▶ **Directive**:
Output only the span of lines that begins at the line containing "Convert this document image to plain text." and ends at the last line of the data, both included, exactly as they appear.

▶ **Record set**:
= = = =

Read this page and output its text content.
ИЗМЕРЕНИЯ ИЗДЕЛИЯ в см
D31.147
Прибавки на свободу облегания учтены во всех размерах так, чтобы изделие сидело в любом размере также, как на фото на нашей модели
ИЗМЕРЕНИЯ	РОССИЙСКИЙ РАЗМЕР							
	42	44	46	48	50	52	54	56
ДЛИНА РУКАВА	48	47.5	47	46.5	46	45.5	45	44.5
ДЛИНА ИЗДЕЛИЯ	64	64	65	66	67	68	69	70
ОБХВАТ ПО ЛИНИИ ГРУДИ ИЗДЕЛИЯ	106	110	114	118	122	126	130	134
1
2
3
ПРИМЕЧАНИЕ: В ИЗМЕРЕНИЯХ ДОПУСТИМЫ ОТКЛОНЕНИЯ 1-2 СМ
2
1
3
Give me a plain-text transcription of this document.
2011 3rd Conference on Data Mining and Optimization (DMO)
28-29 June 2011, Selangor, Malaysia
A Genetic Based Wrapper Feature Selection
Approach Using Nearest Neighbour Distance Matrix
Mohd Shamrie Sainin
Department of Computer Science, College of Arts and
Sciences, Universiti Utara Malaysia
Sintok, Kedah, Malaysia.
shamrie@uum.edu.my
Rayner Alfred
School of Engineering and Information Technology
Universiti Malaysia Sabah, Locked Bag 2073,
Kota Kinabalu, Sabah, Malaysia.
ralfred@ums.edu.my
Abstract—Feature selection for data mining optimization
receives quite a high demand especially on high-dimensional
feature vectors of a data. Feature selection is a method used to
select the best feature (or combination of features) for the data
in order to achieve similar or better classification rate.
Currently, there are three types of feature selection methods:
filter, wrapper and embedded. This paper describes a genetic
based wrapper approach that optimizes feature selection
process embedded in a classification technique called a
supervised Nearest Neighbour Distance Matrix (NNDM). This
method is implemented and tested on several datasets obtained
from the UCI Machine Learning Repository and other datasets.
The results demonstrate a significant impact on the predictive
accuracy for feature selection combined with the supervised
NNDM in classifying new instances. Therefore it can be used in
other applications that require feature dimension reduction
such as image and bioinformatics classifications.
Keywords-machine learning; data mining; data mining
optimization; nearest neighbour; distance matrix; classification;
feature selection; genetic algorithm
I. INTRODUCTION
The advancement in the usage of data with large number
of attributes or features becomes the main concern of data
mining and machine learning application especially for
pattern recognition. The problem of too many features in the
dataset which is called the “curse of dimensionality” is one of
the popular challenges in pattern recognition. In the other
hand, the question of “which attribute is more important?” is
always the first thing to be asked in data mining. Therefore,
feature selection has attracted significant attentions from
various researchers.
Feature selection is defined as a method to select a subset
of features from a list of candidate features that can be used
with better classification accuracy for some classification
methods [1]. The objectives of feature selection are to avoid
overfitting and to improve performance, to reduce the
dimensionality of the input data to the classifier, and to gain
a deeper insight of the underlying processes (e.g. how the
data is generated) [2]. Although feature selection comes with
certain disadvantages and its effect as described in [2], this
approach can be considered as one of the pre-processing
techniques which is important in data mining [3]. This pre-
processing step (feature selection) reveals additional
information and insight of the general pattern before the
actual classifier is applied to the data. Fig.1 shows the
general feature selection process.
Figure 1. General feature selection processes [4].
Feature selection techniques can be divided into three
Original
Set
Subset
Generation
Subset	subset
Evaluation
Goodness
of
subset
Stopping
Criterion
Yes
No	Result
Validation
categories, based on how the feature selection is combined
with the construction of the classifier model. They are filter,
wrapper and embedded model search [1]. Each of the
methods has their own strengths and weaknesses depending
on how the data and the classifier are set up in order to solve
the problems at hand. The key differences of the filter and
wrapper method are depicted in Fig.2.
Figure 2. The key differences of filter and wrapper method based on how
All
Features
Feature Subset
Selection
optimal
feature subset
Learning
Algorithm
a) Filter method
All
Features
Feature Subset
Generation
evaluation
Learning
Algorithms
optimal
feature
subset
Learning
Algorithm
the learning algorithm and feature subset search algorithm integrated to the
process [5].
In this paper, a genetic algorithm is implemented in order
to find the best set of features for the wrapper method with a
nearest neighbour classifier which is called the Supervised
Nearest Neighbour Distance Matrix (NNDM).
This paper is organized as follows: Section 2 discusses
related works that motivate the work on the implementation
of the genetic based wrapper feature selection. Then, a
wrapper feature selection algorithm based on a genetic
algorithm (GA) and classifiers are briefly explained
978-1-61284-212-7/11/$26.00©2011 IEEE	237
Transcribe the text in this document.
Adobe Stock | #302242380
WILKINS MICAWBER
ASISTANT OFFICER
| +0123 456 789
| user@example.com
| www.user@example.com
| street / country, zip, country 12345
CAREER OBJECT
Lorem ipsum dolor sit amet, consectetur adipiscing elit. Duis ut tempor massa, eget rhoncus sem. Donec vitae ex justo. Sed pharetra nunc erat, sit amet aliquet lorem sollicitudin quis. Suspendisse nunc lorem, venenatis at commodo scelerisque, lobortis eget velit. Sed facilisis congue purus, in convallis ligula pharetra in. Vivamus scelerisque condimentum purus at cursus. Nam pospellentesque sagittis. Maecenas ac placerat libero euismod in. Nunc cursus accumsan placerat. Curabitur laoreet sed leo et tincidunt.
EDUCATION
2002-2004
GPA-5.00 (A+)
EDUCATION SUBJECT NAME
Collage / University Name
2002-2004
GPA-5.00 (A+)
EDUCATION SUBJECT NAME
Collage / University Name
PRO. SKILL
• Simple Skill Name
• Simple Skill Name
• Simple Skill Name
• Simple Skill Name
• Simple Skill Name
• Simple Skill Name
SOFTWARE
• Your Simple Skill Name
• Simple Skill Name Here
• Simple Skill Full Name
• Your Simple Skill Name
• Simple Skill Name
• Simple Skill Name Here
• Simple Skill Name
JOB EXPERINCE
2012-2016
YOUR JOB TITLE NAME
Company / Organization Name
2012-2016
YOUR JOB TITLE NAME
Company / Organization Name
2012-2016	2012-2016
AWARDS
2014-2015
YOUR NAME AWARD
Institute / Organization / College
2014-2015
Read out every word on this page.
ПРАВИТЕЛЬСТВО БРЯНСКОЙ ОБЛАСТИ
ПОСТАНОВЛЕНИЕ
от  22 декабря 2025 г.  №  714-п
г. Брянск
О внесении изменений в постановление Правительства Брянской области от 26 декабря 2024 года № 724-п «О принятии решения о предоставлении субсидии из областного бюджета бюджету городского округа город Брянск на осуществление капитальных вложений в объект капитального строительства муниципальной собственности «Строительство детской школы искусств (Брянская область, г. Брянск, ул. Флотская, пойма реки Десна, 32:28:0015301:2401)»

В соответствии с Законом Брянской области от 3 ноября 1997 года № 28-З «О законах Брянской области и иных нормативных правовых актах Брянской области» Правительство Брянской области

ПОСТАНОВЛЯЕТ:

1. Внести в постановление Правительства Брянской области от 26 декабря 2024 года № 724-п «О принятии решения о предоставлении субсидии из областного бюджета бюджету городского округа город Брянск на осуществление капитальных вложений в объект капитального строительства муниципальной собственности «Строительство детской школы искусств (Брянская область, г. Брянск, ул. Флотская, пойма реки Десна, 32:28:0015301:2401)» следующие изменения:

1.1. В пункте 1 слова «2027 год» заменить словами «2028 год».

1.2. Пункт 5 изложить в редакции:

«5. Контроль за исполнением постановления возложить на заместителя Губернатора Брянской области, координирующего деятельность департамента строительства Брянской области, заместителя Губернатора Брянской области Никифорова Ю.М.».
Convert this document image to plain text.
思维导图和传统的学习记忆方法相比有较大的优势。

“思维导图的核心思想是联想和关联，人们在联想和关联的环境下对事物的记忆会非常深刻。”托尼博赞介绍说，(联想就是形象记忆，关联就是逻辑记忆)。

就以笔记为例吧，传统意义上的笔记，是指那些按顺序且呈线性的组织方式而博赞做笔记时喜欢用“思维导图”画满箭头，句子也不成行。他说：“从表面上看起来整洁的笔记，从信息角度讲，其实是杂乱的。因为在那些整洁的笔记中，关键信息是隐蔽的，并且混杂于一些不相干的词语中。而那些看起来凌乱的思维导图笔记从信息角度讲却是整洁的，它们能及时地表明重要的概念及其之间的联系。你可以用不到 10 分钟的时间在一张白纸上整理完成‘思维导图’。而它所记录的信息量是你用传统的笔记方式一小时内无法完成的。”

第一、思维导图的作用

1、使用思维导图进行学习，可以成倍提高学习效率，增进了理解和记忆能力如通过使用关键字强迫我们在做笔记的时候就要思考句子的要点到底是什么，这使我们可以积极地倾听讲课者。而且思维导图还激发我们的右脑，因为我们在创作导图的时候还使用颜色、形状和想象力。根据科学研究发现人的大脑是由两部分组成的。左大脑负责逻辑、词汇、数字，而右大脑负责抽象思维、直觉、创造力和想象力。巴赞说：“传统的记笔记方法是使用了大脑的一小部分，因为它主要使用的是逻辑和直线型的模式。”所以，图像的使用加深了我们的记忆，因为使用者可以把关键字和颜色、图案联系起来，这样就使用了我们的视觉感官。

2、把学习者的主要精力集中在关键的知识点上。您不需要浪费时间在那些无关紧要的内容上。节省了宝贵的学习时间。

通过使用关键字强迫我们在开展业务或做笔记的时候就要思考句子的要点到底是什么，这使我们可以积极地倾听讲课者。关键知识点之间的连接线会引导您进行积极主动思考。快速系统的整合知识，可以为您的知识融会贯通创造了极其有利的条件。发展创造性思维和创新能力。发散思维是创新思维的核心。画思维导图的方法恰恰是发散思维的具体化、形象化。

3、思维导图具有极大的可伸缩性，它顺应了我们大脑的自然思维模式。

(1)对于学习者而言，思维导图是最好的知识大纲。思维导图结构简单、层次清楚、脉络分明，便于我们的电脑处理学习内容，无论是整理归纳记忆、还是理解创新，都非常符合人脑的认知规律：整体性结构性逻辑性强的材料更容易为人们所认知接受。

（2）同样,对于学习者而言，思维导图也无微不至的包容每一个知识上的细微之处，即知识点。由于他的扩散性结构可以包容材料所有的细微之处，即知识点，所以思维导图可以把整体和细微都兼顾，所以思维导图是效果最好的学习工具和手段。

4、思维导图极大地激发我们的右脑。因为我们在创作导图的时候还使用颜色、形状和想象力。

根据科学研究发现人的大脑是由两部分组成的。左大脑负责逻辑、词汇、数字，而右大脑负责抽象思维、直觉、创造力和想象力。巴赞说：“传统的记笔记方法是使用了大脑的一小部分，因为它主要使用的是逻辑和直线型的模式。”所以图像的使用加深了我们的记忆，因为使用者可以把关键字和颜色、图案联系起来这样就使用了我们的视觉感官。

= = = =

▶ **Result**:
Convert this document image to plain text.
思维导图和传统的学习记忆方法相比有较大的优势。

“思维导图的核心思想是联想和关联，人们在联想和关联的环境下对事物的记忆会非常深刻。”托尼博赞介绍说，(联想就是形象记忆，关联就是逻辑记忆)。

就以笔记为例吧，传统意义上的笔记，是指那些按顺序且呈线性的组织方式而博赞做笔记时喜欢用“思维导图”画满箭头，句子也不成行。他说：“从表面上看起来整洁的笔记，从信息角度讲，其实是杂乱的。因为在那些整洁的笔记中，关键信息是隐蔽的，并且混杂于一些不相干的词语中。而那些看起来凌乱的思维导图笔记从信息角度讲却是整洁的，它们能及时地表明重要的概念及其之间的联系。你可以用不到 10 分钟的时间在一张白纸上整理完成‘思维导图’。而它所记录的信息量是你用传统的笔记方式一小时内无法完成的。”

第一、思维导图的作用

1、使用思维导图进行学习，可以成倍提高学习效率，增进了理解和记忆能力如通过使用关键字强迫我们在做笔记的时候就要思考句子的要点到底是什么，这使我们可以积极地倾听讲课者。而且思维导图还激发我们的右脑，因为我们在创作导图的时候还使用颜色、形状和想象力。根据科学研究发现人的大脑是由两部分组成的。左大脑负责逻辑、词汇、数字，而右大脑负责抽象思维、直觉、创造力和想象力。巴赞说：“传统的记笔记方法是使用了大脑的一小部分，因为它主要使用的是逻辑和直线型的模式。”所以，图像的使用加深了我们的记忆，因为使用者可以把关键字和颜色、图案联系起来，这样就使用了我们的视觉感官。

2、把学习者的主要精力集中在关键的知识点上。您不需要浪费时间在那些无关紧要的内容上。节省了宝贵的学习时间。

通过使用关键字强迫我们在开展业务或做笔记的时候就要思考句子的要点到底是什么，这使我们可以积极地倾听讲课者。关键知识点之间的连接线会引导您进行积极主动思考。快速系统的整合知识，可以为您的知识融会贯通创造了极其有利的条件。发展创造性思维和创新能力。发散思维是创新思维的核心。画思维导图的方法恰恰是发散思维的具体化、形象化。

3、思维导图具有极大的可伸缩性，它顺应了我们大脑的自然思维模式。

(1)对于学习者而言，思维导图是最好的知识大纲。思维导图结构简单、层次清楚、脉络分明，便于我们的电脑处理学习内容，无论是整理归纳记忆、还是理解创新，都非常符合人脑的认知规律：整体性结构性逻辑性强的材料更容易为人们所认知接受。

（2）同样,对于学习者而言，思维导图也无微不至的包容每一个知识上的细微之处，即知识点。由于他的扩散性结构可以包容材料所有的细微之处，即知识点，所以思维导图可以把整体和细微都兼顾，所以思维导图是效果最好的学习工具和手段。

4、思维导图极大地激发我们的右脑。因为我们在创作导图的时候还使用颜色、形状和想象力。

根据科学研究发现人的大脑是由两部分组成的。左大脑负责逻辑、词汇、数字，而右大脑负责抽象思维、直觉、创造力和想象力。巴赞说：“传统的记笔记方法是使用了大脑的一小部分，因为它主要使用的是逻辑和直线型的模式。”所以图像的使用加深了我们的记忆，因为使用者可以把关键字和颜色、图案联系起来这样就使用了我们的视觉感官。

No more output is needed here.